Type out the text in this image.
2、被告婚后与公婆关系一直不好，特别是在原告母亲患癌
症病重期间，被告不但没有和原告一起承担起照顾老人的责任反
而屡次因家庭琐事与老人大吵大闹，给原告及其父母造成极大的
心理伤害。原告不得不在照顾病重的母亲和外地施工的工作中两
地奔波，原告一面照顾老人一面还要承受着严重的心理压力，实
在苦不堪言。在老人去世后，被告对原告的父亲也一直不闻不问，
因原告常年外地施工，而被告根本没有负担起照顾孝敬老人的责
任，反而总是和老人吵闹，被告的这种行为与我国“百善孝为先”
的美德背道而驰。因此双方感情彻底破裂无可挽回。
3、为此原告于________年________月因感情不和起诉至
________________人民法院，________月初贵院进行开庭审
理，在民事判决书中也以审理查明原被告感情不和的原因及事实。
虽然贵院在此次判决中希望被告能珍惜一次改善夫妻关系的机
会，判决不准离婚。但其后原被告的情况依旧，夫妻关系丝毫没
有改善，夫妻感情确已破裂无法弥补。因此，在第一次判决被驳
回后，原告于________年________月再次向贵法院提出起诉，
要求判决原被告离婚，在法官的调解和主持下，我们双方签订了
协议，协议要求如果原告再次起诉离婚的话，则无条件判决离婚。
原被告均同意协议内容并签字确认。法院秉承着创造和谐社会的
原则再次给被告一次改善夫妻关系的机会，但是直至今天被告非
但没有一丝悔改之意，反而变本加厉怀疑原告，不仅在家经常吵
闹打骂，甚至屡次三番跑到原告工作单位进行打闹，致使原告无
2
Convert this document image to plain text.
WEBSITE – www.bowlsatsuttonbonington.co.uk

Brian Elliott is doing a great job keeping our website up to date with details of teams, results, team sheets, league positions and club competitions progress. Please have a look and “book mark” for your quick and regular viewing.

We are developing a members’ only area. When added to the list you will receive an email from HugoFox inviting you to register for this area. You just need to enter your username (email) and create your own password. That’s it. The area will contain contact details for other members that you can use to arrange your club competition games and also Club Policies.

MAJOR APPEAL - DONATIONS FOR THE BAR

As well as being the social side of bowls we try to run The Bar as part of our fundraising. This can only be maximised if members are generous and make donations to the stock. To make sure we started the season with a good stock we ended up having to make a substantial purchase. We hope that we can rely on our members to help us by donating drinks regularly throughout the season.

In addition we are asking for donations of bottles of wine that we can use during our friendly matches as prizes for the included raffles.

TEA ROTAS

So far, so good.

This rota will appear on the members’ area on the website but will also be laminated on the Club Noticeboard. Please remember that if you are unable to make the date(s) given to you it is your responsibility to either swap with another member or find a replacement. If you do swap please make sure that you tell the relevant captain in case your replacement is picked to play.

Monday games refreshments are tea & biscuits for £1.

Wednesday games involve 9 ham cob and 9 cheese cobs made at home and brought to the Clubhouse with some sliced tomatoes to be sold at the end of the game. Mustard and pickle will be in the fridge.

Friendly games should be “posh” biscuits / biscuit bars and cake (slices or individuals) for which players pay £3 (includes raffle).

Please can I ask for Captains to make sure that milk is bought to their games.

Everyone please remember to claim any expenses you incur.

**WORK TO BE COMPLETED**
Reproduce each entry from the records above, character for character.

**REPLY**
Type out the text in this image.
2、被告婚后与公婆关系一直不好，特别是在原告母亲患癌
症病重期间，被告不但没有和原告一起承担起照顾老人的责任反
而屡次因家庭琐事与老人大吵大闹，给原告及其父母造成极大的
心理伤害。原告不得不在照顾病重的母亲和外地施工的工作中两
地奔波，原告一面照顾老人一面还要承受着严重的心理压力，实
在苦不堪言。在老人去世后，被告对原告的父亲也一直不闻不问，
因原告常年外地施工，而被告根本没有负担起照顾孝敬老人的责
任，反而总是和老人吵闹，被告的这种行为与我国“百善孝为先”
的美德背道而驰。因此双方感情彻底破裂无可挽回。
3、为此原告于________年________月因感情不和起诉至
________________人民法院，________月初贵院进行开庭审
理，在民事判决书中也以审理查明原被告感情不和的原因及事实。
虽然贵院在此次判决中希望被告能珍惜一次改善夫妻关系的机
会，判决不准离婚。但其后原被告的情况依旧，夫妻关系丝毫没
有改善，夫妻感情确已破裂无法弥补。因此，在第一次判决被驳
回后，原告于________年________月再次向贵法院提出起诉，
要求判决原被告离婚，在法官的调解和主持下，我们双方签订了
协议，协议要求如果原告再次起诉离婚的话，则无条件判决离婚。
原被告均同意协议内容并签字确认。法院秉承着创造和谐社会的
原则再次给被告一次改善夫妻关系的机会，但是直至今天被告非
但没有一丝悔改之意，反而变本加厉怀疑原告，不仅在家经常吵
闹打骂，甚至屡次三番跑到原告工作单位进行打闹，致使原告无
2
Convert this document image to plain text.
WEBSITE – www.bowlsatsuttonbonington.co.uk

Brian Elliott is doing a great job keeping our website up to date with details of teams, results, team sheets, league positions and club competitions progress. Please have a look and “book mark” for your quick and regular viewing.

We are developing a members’ only area. When added to the list you will receive an email from HugoFox inviting you to register for this area. You just need to enter your username (email) and create your own password. That’s it. The area will contain contact details for other members that you can use to arrange your club competition games and also Club Policies.

MAJOR APPEAL - DONATIONS FOR THE BAR

As well as being the social side of bowls we try to run The Bar as part of our fundraising. This can only be maximised if members are generous and make donations to the stock. To make sure we started the season with a good stock we ended up having to make a substantial purchase. We hope that we can rely on our members to help us by donating drinks regularly throughout the season.

In addition we are asking for donations of bottles of wine that we can use during our friendly matches as prizes for the included raffles.

TEA ROTAS

So far, so good.

This rota will appear on the members’ area on the website but will also be laminated on the Club Noticeboard. Please remember that if you are unable to make the date(s) given to you it is your responsibility to either swap with another member or find a replacement. If you do swap please make sure that you tell the relevant captain in case your replacement is picked to play.

Monday games refreshments are tea & biscuits for £1.

Wednesday games involve 9 ham cob and 9 cheese cobs made at home and brought to the Clubhouse with some sliced tomatoes to be sold at the end of the game. Mustard and pickle will be in the fridge.

Friendly games should be “posh” biscuits / biscuit bars and cake (slices or individuals) for which players pay £3 (includes raffle).

Please can I ask for Captains to make sure that milk is bought to their games.

Everyone please remember to claim any expenses you incur.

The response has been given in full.